** Start **

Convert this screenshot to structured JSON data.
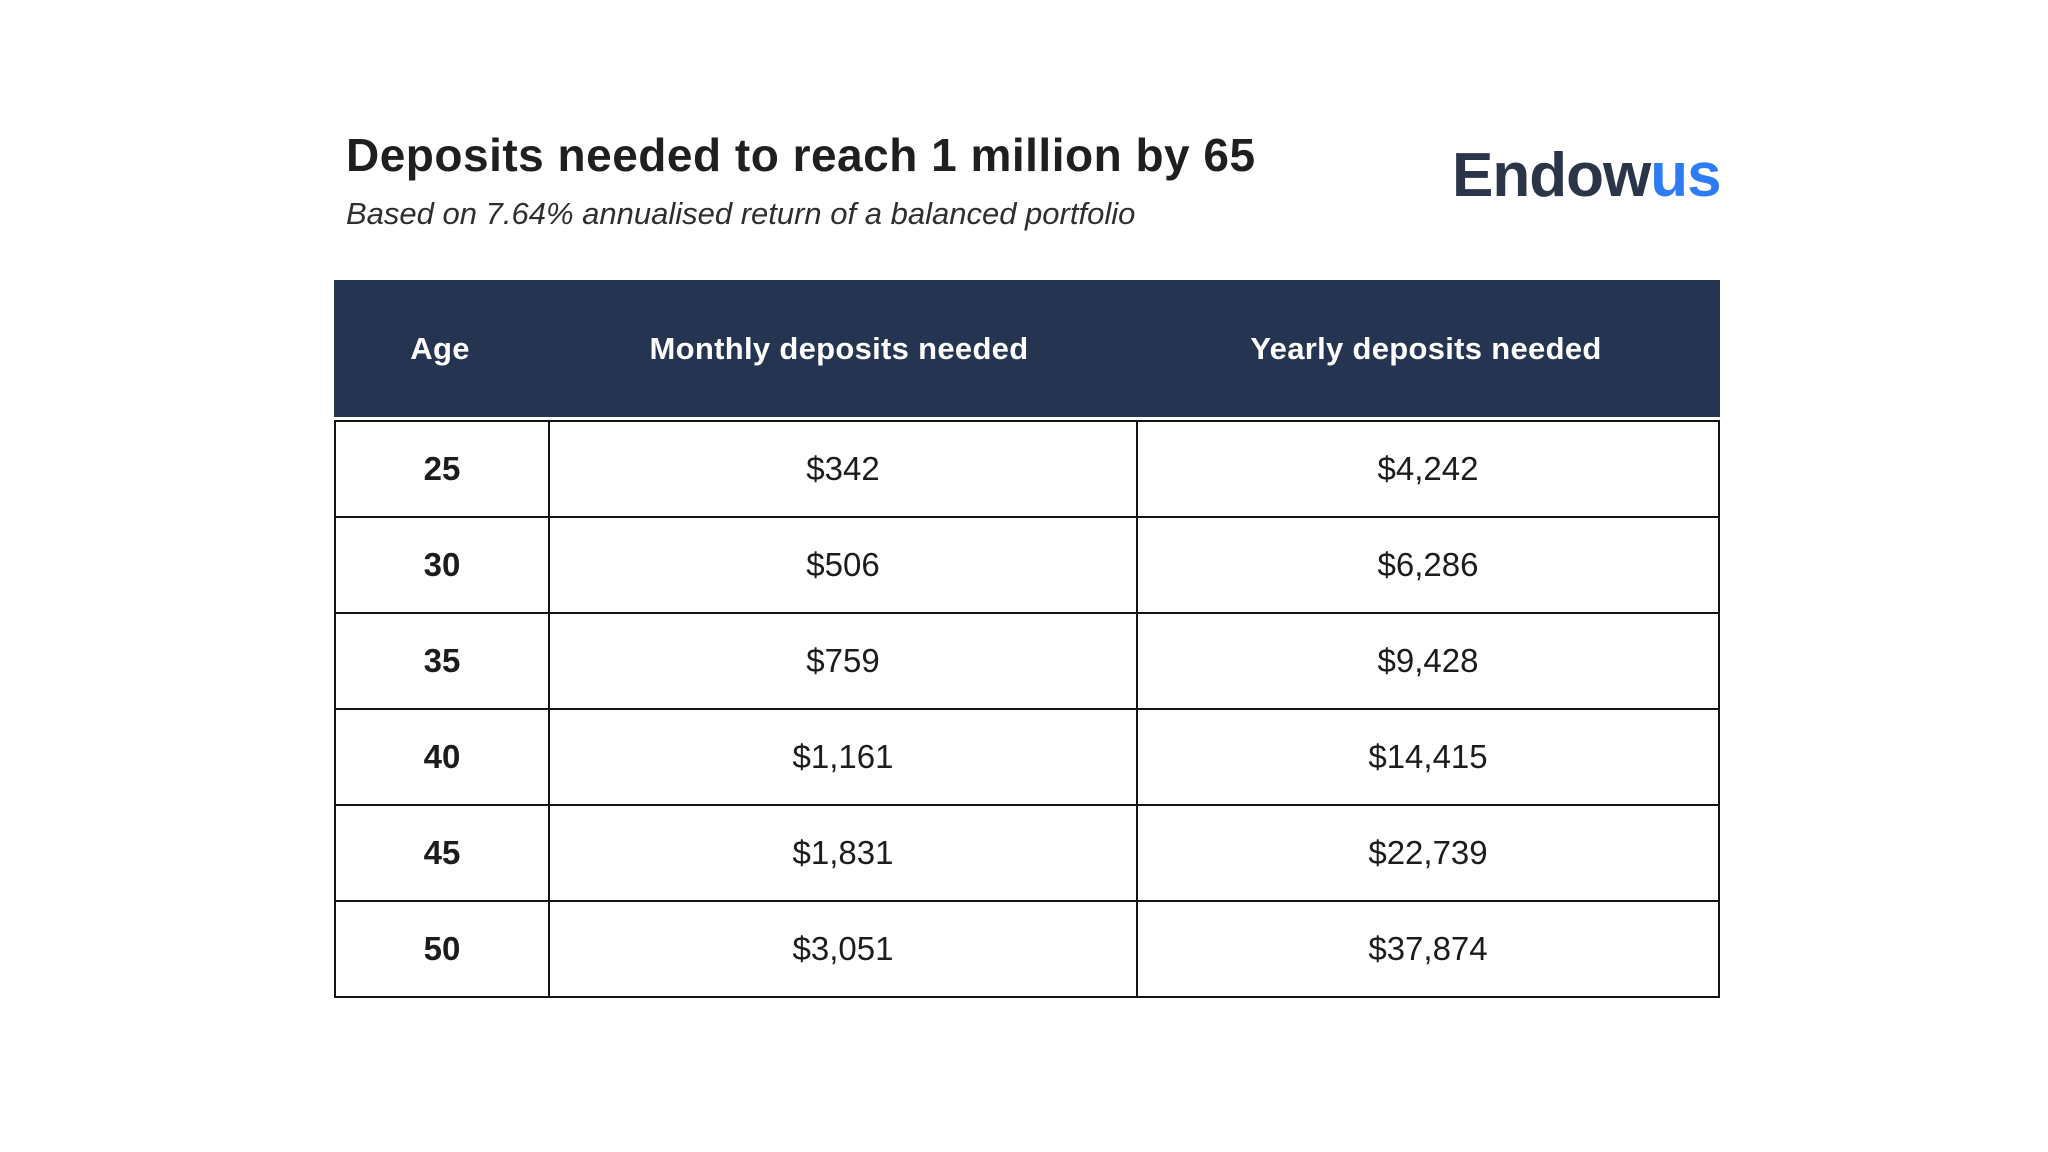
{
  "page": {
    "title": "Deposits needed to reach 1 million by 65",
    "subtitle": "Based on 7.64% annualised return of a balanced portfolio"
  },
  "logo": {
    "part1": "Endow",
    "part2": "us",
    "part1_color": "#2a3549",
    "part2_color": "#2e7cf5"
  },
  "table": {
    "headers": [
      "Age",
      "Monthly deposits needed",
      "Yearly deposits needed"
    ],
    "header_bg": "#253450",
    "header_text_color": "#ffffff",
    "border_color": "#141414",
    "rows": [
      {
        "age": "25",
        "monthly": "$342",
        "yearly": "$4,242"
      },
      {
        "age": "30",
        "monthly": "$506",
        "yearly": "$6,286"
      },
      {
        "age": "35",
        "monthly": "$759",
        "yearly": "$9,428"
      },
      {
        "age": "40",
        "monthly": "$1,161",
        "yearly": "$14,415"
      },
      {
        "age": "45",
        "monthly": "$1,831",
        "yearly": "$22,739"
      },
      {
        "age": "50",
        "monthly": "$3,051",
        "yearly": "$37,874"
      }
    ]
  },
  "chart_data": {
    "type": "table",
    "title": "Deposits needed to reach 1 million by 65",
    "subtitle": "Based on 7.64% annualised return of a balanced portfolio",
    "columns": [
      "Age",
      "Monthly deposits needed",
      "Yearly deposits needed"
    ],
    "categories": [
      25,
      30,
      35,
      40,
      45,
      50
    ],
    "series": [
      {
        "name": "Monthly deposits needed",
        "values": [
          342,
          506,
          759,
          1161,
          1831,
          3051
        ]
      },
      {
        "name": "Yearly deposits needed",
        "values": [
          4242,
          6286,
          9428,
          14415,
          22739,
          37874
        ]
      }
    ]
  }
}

** End **

■ Task prompt ■
Work out how many lines of the data above contain the string "balanced" and give the number alone.

■ Written answer ■
2